══ MATERIAL SHOWN

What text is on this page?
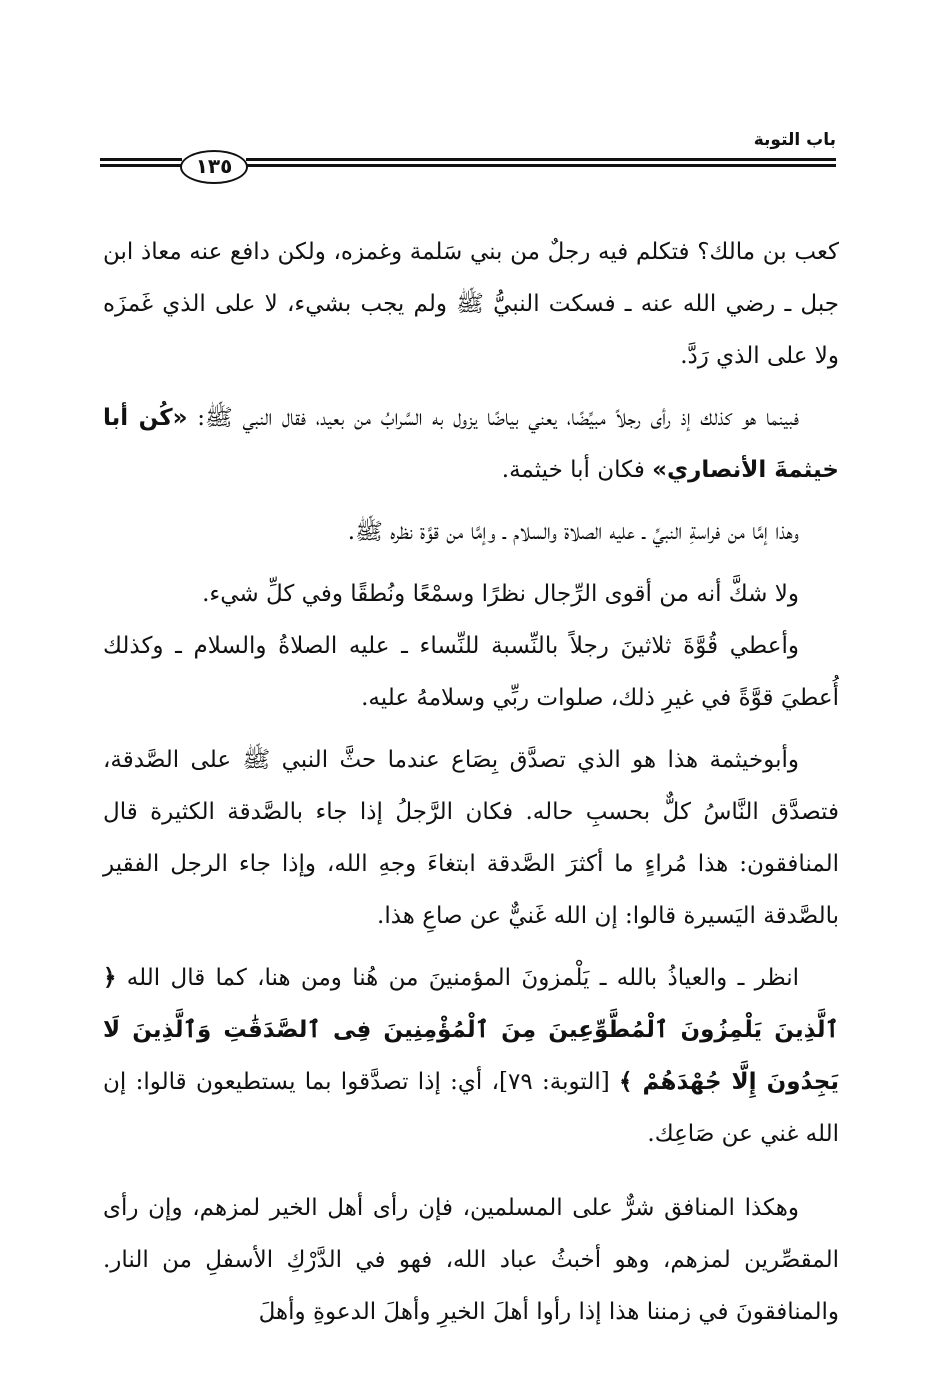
باب التوبة
١٣٥

كعب بن مالك؟ فتكلم فيه رجلٌ من بني سَلمة وغمزه، ولكن دافع عنه معاذ ابن جبل ـ رضي الله عنه ـ فسكت النبيُّ ﷺ ولم يجب بشيء، لا على الذي غَمزَه ولا على الذي رَدَّ.

فبينما هو كذلك إذ رأى رجلاً مبيِّضًا، يعني بياضًا يزول به السَّرابُ من بعيد، فقال النبي ﷺ: «كُن أبا خيثمةَ الأنصاري» فكان أبا خيثمة.

وهذا إمَّا من فراسةِ النبيِّ ـ عليه الصلاة والسلام ـ وإمَّا من قوَّة نظره ﷺ.

ولا شكَّ أنه من أقوى الرِّجال نظرًا وسمْعًا ونُطقًا وفي كلِّ شيء.

وأعطي قُوَّةَ ثلاثينَ رجلاً بالنِّسبة للنِّساء ـ عليه الصلاةُ والسلام ـ وكذلك أُعطيَ قوَّةً في غيرِ ذلك، صلوات ربِّي وسلامهُ عليه.

وأبوخيثمة هذا هو الذي تصدَّق بِصَاع عندما حثَّ النبي ﷺ على الصَّدقة، فتصدَّق النَّاسُ كلٌّ بحسبِ حاله. فكان الرَّجلُ إذا جاء بالصَّدقة الكثيرة قال المنافقون: هذا مُراءٍ ما أكثرَ الصَّدقة ابتغاءَ وجهِ الله، وإذا جاء الرجل الفقير بالصَّدقة اليَسيرة قالوا: إن الله غَنيٌّ عن صاعِ هذا.

انظر ـ والعياذُ بالله ـ يَلْمزونَ المؤمنينَ من هُنا ومن هنا، كما قال الله ﴿ ٱلَّذِينَ يَلْمِزُونَ ٱلْمُطَّوِّعِينَ مِنَ ٱلْمُؤْمِنِينَ فِى ٱلصَّدَقَٰتِ وَٱلَّذِينَ لَا يَجِدُونَ إِلَّا جُهْدَهُمْ ﴾ [التوبة: ٧٩]، أي: إذا تصدَّقوا بما يستطيعون قالوا: إن الله غني عن صَاعِك.

وهكذا المنافق شرٌّ على المسلمين، فإن رأى أهل الخير لمزهم، وإن رأى المقصِّرين لمزهم، وهو أخبثُ عباد الله، فهو في الدَّرْكِ الأسفلِ من النار. والمنافقونَ في زمننا هذا إذا رأوا أهلَ الخيرِ وأهلَ الدعوةِ وأهلَ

════

**PROBLEM DESCRIPTION:** Write only the number of lines that include "عليه".

**ANSWER TO THIS TASK:** 2